▶ **Problem statement**
Among the entries below, find all lines that include "Stoffwechselvorgänge" and copy them.

▶ **Information**
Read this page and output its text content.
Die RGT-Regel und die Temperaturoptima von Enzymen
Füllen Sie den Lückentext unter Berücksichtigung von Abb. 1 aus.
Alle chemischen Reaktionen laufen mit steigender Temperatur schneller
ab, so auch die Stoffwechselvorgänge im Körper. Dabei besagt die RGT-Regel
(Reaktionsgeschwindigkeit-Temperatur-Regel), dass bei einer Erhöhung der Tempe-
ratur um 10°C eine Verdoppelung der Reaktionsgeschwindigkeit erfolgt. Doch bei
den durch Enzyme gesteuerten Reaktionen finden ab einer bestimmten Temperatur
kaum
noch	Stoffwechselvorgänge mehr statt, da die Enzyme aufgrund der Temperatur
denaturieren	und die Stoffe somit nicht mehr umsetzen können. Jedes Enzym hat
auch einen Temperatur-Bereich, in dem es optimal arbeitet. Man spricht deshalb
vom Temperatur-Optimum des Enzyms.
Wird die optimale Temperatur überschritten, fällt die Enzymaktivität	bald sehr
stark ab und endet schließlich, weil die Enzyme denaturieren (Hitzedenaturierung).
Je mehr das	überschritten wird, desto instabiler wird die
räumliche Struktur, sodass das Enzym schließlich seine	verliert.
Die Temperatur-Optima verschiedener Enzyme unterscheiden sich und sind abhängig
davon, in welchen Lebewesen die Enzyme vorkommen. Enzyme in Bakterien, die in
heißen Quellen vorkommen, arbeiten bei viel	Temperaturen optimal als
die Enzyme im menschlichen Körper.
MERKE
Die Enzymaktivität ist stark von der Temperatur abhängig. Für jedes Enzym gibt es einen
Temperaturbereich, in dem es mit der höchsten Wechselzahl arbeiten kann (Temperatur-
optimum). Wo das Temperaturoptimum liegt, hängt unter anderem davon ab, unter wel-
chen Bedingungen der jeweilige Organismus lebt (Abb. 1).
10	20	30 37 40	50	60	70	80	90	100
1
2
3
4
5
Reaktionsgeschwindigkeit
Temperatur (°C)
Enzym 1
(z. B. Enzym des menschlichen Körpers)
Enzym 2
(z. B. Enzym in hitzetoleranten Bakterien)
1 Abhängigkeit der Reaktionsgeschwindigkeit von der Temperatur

--

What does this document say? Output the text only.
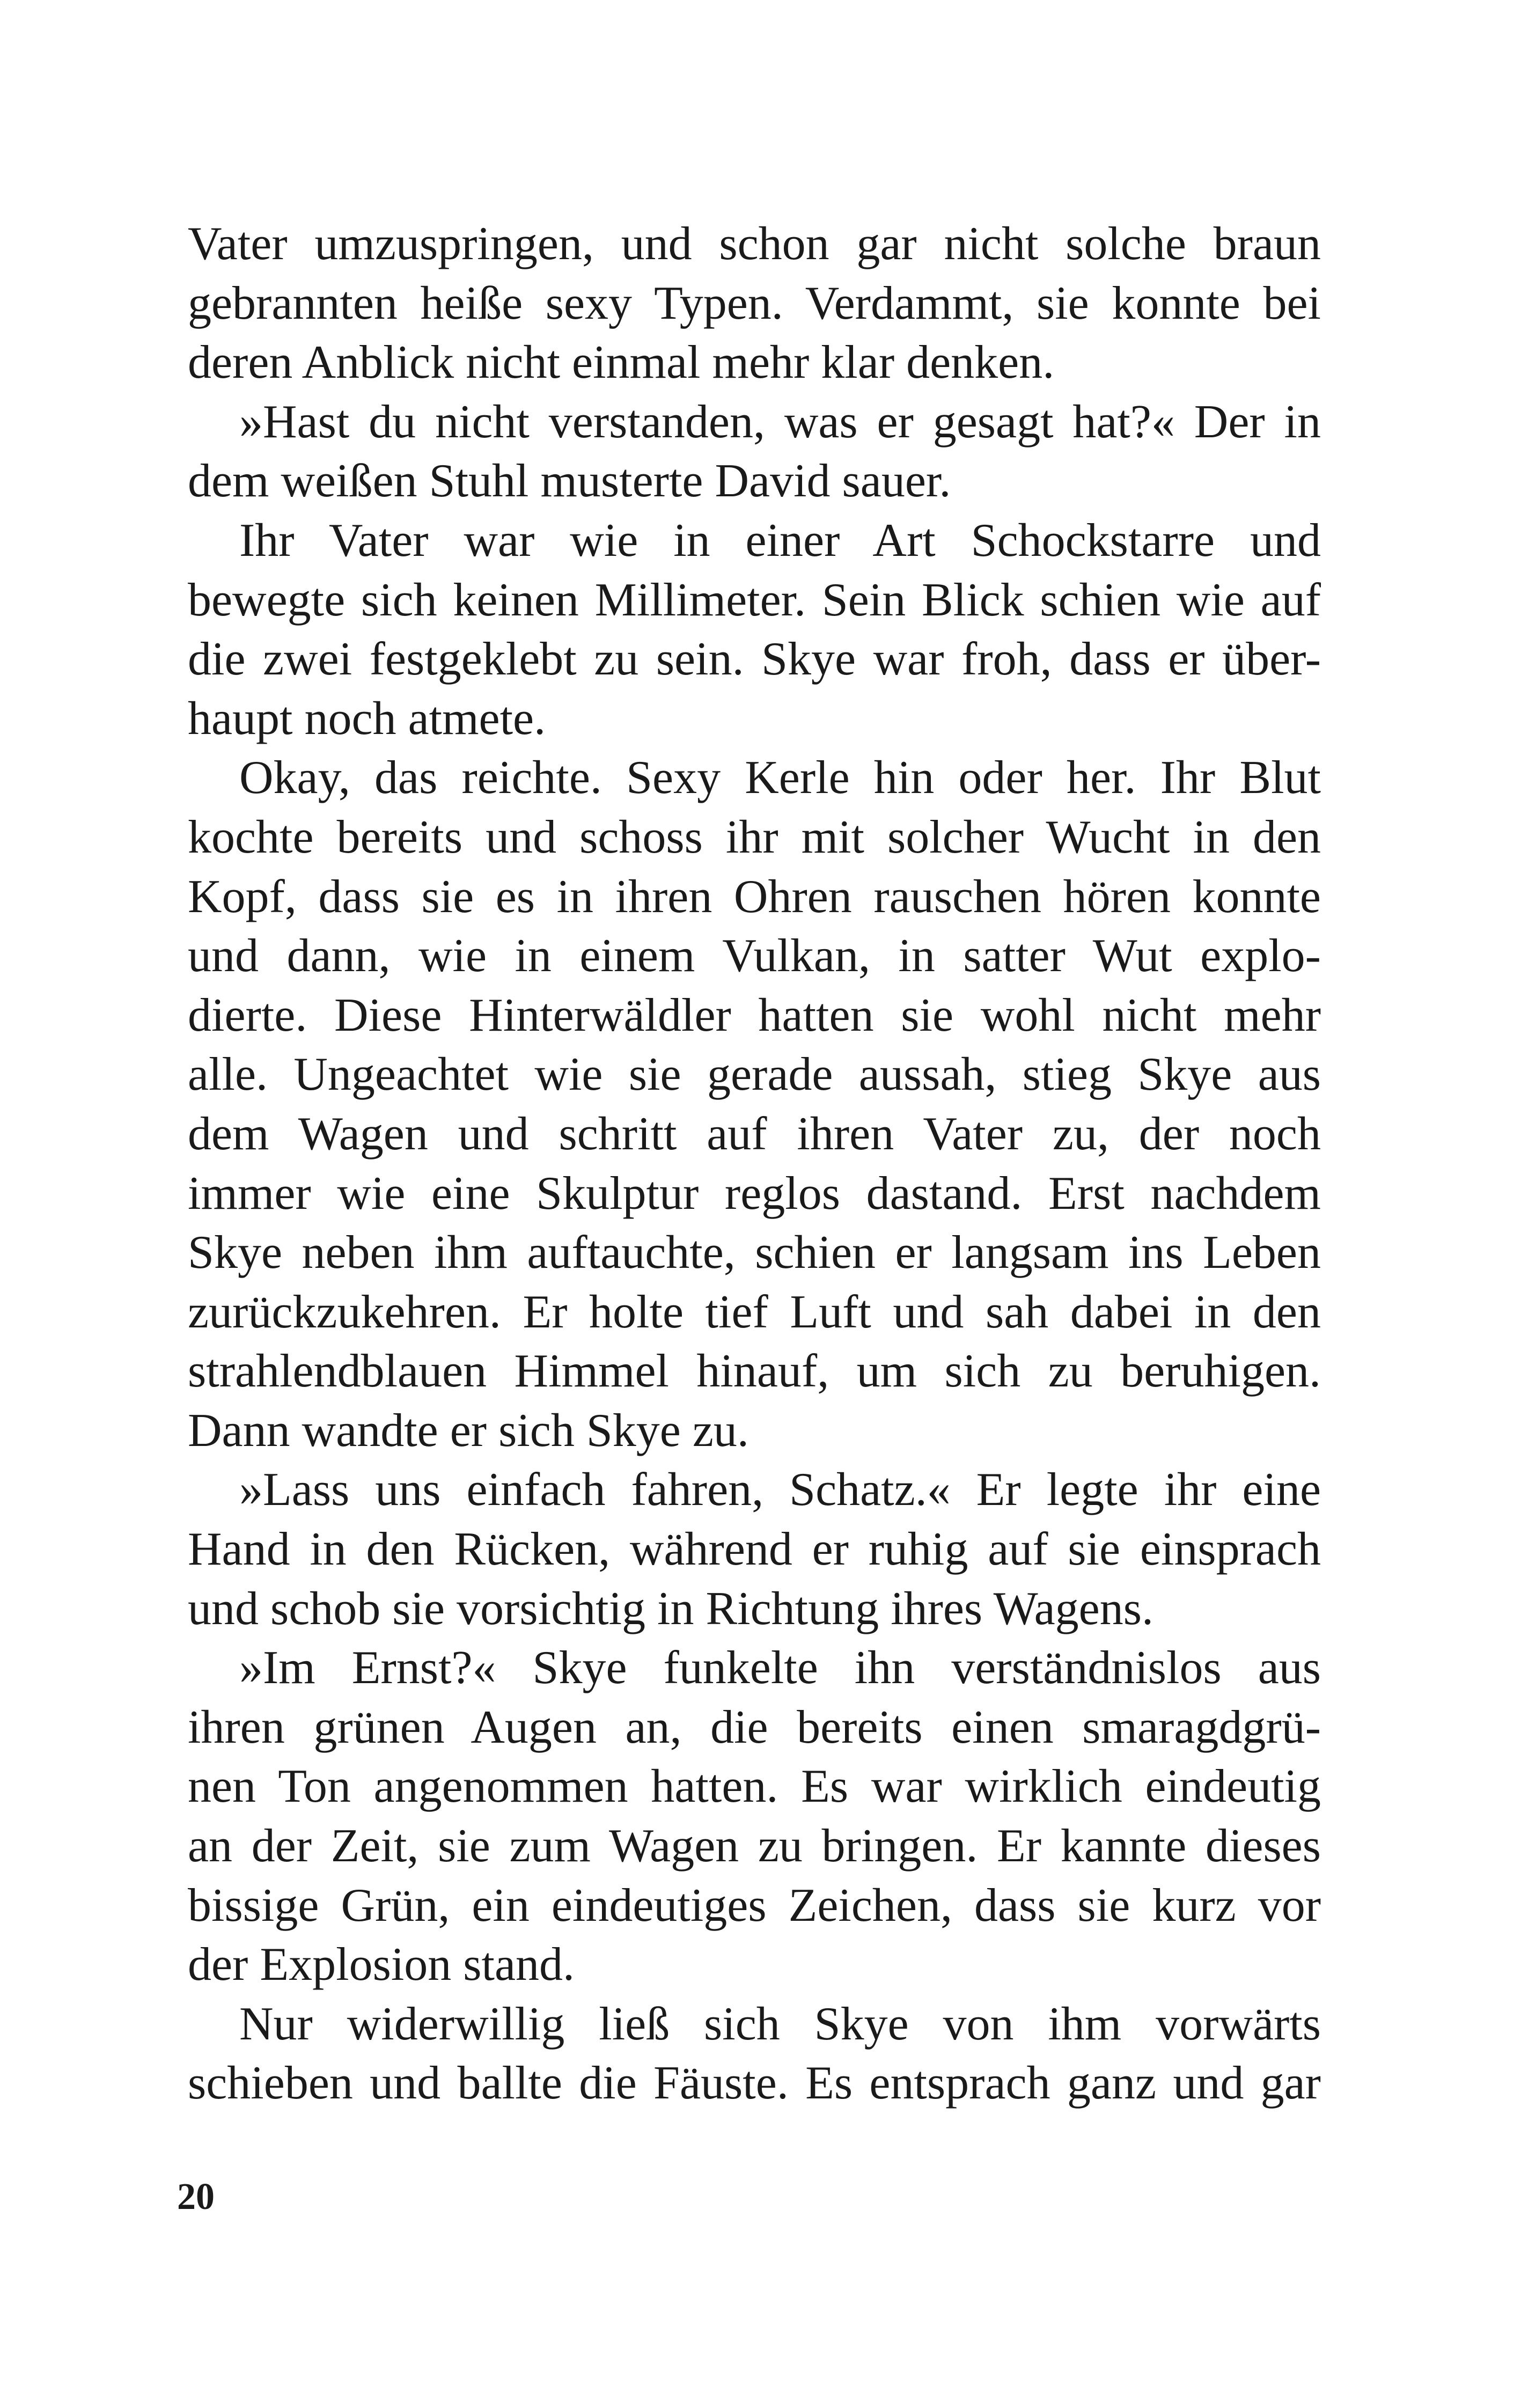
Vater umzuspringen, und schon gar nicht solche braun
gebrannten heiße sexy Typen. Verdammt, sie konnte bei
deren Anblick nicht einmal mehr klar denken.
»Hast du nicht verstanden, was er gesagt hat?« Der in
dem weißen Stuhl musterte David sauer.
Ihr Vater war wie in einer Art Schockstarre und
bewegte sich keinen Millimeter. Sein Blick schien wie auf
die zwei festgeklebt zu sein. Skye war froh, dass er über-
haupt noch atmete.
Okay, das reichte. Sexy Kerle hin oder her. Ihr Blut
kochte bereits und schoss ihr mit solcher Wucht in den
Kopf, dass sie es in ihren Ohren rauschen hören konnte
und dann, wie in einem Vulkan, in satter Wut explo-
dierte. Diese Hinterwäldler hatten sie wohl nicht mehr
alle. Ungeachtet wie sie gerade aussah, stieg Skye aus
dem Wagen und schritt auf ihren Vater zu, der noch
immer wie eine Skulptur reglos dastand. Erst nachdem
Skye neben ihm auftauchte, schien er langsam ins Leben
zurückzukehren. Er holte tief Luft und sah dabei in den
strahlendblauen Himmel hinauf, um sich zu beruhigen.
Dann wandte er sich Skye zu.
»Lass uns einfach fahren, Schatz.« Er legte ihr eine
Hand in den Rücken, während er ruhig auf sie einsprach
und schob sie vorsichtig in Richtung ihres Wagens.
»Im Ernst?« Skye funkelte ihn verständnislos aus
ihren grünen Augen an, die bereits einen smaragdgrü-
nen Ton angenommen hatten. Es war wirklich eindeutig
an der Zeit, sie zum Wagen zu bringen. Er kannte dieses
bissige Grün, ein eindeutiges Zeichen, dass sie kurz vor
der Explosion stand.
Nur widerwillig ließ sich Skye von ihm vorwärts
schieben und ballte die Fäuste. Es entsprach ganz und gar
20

---

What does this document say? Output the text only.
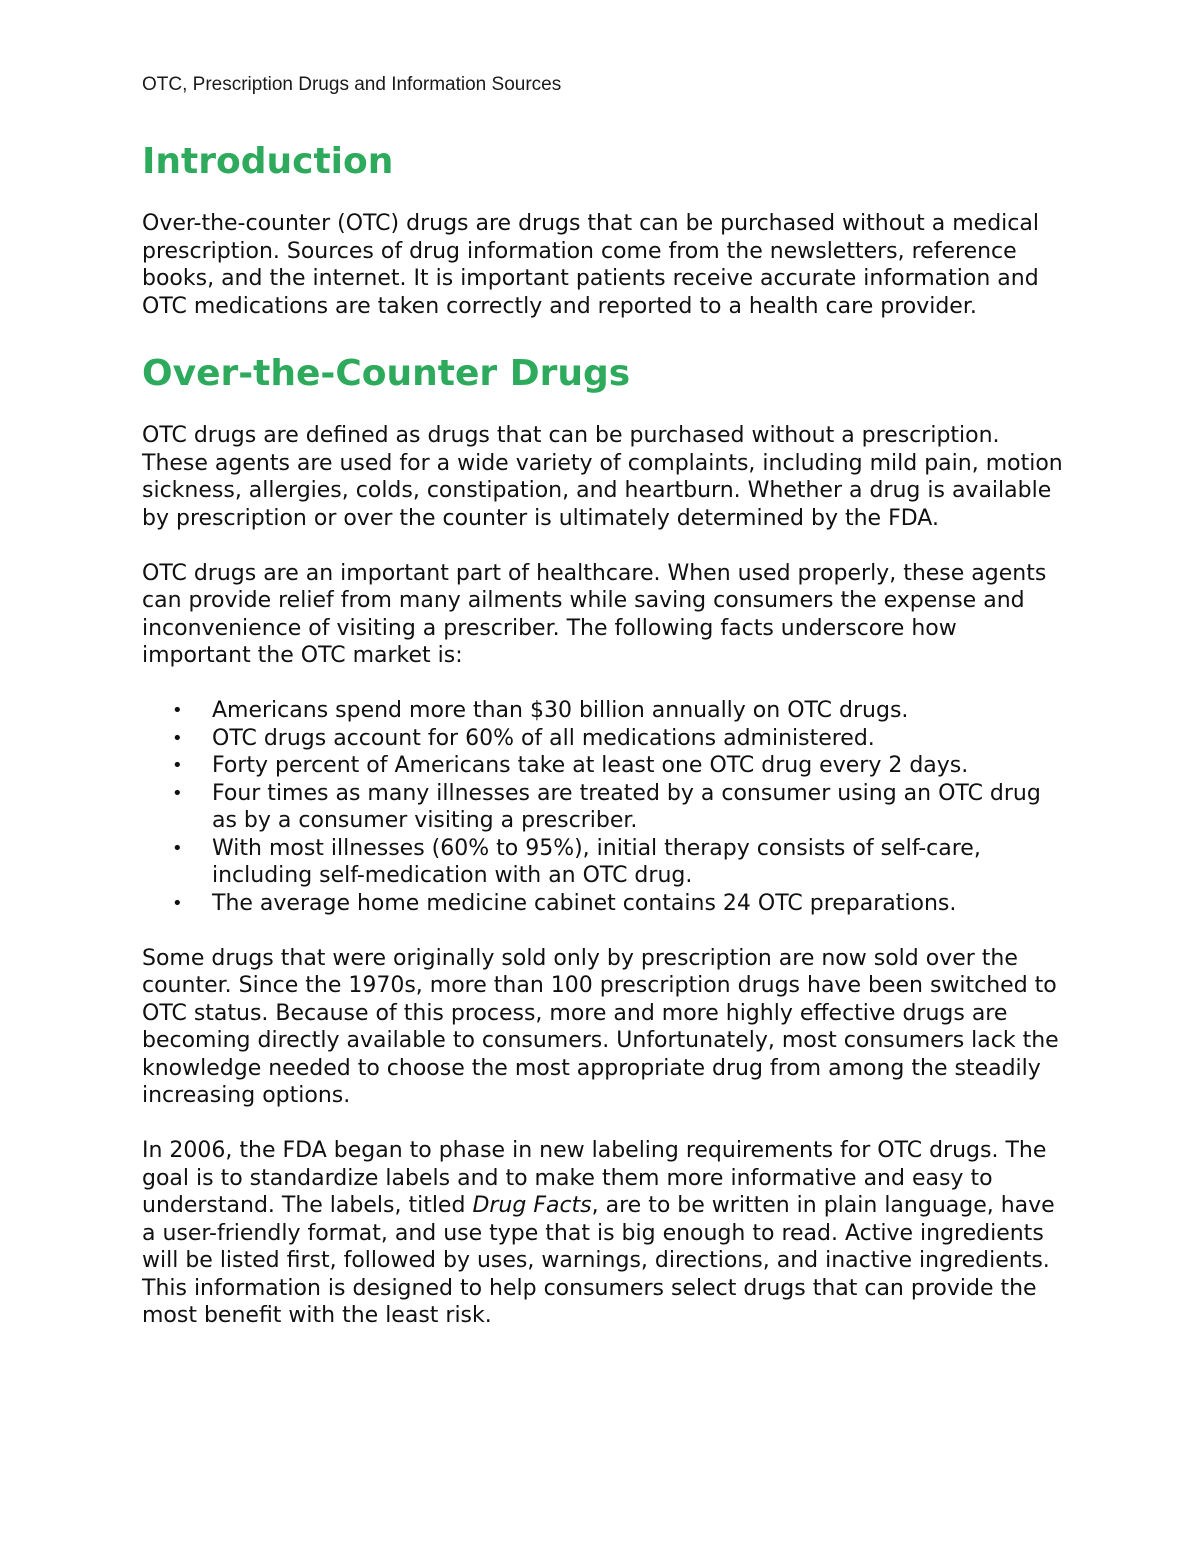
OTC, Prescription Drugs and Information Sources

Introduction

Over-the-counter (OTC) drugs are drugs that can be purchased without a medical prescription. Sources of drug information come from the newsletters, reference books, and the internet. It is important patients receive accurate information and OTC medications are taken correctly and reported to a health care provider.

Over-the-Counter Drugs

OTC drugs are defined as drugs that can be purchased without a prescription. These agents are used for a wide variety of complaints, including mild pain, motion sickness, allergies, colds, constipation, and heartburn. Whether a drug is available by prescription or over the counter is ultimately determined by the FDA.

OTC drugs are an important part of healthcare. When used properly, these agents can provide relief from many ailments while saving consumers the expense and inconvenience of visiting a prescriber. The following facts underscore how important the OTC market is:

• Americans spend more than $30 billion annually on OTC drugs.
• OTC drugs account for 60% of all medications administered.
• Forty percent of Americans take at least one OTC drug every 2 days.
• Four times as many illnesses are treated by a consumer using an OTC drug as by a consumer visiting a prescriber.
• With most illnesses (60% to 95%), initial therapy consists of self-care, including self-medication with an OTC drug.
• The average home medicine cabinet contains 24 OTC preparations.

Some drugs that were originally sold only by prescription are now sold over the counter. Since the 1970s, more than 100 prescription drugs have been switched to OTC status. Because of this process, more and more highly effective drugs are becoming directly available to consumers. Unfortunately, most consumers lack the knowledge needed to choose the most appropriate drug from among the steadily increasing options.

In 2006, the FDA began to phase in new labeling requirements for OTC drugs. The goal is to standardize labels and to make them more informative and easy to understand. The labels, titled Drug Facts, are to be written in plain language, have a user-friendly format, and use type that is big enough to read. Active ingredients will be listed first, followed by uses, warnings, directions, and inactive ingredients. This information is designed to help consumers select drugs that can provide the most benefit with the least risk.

▶ **Answer area**
ab, so auch die Stoffwechselvorgänge im Körper. Dabei besagt die RGT-Regel
noch	Stoffwechselvorgänge mehr statt, da die Enzyme aufgrund der Temperatur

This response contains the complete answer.